**Exercise brief**
Transcribe the records that follow, preserving every word.
+===+
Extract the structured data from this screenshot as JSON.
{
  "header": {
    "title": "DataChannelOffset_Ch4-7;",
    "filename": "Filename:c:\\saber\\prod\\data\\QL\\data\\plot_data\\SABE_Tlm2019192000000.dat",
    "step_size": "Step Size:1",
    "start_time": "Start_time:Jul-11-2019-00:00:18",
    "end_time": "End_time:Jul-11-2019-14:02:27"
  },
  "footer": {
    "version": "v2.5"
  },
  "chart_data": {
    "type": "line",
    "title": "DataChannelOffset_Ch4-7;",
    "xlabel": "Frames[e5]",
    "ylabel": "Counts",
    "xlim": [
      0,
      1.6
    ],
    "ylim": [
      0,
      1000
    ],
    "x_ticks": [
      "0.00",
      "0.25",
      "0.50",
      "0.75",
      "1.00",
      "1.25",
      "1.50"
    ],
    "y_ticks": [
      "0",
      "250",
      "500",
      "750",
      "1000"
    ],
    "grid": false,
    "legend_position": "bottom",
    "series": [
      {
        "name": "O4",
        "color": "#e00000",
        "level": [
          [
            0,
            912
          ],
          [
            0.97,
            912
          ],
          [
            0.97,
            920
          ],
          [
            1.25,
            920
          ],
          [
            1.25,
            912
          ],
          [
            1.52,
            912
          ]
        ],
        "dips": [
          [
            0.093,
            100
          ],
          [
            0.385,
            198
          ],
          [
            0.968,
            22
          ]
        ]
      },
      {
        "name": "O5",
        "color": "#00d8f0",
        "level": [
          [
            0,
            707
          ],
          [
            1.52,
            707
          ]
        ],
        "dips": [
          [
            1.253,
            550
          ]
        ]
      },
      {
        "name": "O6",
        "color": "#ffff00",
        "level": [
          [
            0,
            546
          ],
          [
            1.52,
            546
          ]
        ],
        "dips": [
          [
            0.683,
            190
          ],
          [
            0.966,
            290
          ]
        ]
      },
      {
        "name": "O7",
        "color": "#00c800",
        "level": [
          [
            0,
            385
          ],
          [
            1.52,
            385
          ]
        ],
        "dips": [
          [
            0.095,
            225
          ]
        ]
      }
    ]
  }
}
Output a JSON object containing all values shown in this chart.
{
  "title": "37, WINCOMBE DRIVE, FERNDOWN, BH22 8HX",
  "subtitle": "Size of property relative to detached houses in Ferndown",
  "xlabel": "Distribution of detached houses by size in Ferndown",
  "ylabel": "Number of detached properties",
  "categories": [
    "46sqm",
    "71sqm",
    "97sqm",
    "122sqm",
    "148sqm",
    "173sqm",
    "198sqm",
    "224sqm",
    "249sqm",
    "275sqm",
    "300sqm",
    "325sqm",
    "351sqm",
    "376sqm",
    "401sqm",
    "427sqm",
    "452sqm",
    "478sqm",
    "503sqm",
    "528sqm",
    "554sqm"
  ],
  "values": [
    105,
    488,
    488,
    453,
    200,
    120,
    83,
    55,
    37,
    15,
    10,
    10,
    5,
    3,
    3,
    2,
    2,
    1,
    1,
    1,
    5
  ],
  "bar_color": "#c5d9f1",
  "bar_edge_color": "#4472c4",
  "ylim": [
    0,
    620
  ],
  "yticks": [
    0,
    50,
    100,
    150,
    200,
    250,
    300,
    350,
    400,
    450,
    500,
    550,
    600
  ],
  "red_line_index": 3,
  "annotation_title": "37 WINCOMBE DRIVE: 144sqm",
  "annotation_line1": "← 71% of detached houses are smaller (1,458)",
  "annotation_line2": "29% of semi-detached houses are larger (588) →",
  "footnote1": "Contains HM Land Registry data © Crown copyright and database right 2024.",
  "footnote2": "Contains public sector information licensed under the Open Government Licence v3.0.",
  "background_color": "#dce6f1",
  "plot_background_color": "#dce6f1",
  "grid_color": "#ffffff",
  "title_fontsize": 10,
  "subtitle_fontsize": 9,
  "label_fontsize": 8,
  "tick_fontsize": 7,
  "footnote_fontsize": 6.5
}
+===+
**Response**
Extract the structured data from this screenshot as JSON.
{
  "header": {
    "title": "DataChannelOffset_Ch4-7;",
    "filename": "Filename:c:\\saber\\prod\\data\\QL\\data\\plot_data\\SABE_Tlm2019192000000.dat",
    "step_size": "Step Size:1",
    "start_time": "Start_time:Jul-11-2019-00:00:18",
    "end_time": "End_time:Jul-11-2019-14:02:27"
  },
  "footer": {
    "version": "v2.5"
  },
  "chart_data": {
    "type": "line",
    "title": "DataChannelOffset_Ch4-7;",
    "xlabel": "Frames[e5]",
    "ylabel": "Counts",
    "xlim": [
      0,
      1.6
    ],
    "ylim": [
      0,
      1000
    ],
    "x_ticks": [
      "0.00",
      "0.25",
      "0.50",
      "0.75",
      "1.00",
      "1.25",
      "1.50"
    ],
    "y_ticks": [
      "0",
      "250",
      "500",
      "750",
      "1000"
    ],
    "grid": false,
    "legend_position": "bottom",
    "series": [
      {
        "name": "O4",
        "color": "#e00000",
        "level": [
          [
            0,
            912
          ],
          [
            0.97,
            912
          ],
          [
            0.97,
            920
          ],
          [
            1.25,
            920
          ],
          [
            1.25,
            912
          ],
          [
            1.52,
            912
          ]
        ],
        "dips": [
          [
            0.093,
            100
          ],
          [
            0.385,
            198
          ],
          [
            0.968,
            22
          ]
        ]
      },
      {
        "name": "O5",
        "color": "#00d8f0",
        "level": [
          [
            0,
            707
          ],
          [
            1.52,
            707
          ]
        ],
        "dips": [
          [
            1.253,
            550
          ]
        ]
      },
      {
        "name": "O6",
        "color": "#ffff00",
        "level": [
          [
            0,
            546
          ],
          [
            1.52,
            546
          ]
        ],
        "dips": [
          [
            0.683,
            190
          ],
          [
            0.966,
            290
          ]
        ]
      },
      {
        "name": "O7",
        "color": "#00c800",
        "level": [
          [
            0,
            385
          ],
          [
            1.52,
            385
          ]
        ],
        "dips": [
          [
            0.095,
            225
          ]
        ]
      }
    ]
  }
}
Output a JSON object containing all values shown in this chart.
{
  "title": "37, WINCOMBE DRIVE, FERNDOWN, BH22 8HX",
  "subtitle": "Size of property relative to detached houses in Ferndown",
  "xlabel": "Distribution of detached houses by size in Ferndown",
  "ylabel": "Number of detached properties",
  "categories": [
    "46sqm",
    "71sqm",
    "97sqm",
    "122sqm",
    "148sqm",
    "173sqm",
    "198sqm",
    "224sqm",
    "249sqm",
    "275sqm",
    "300sqm",
    "325sqm",
    "351sqm",
    "376sqm",
    "401sqm",
    "427sqm",
    "452sqm",
    "478sqm",
    "503sqm",
    "528sqm",
    "554sqm"
  ],
  "values": [
    105,
    488,
    488,
    453,
    200,
    120,
    83,
    55,
    37,
    15,
    10,
    10,
    5,
    3,
    3,
    2,
    2,
    1,
    1,
    1,
    5
  ],
  "bar_color": "#c5d9f1",
  "bar_edge_color": "#4472c4",
  "ylim": [
    0,
    620
  ],
  "yticks": [
    0,
    50,
    100,
    150,
    200,
    250,
    300,
    350,
    400,
    450,
    500,
    550,
    600
  ],
  "red_line_index": 3,
  "annotation_title": "37 WINCOMBE DRIVE: 144sqm",
  "annotation_line1": "← 71% of detached houses are smaller (1,458)",
  "annotation_line2": "29% of semi-detached houses are larger (588) →",
  "footnote1": "Contains HM Land Registry data © Crown copyright and database right 2024.",
  "footnote2": "Contains public sector information licensed under the Open Government Licence v3.0.",
  "background_color": "#dce6f1",
  "plot_background_color": "#dce6f1",
  "grid_color": "#ffffff",
  "title_fontsize": 10,
  "subtitle_fontsize": 9,
  "label_fontsize": 8,
  "tick_fontsize": 7,
  "footnote_fontsize": 6.5
}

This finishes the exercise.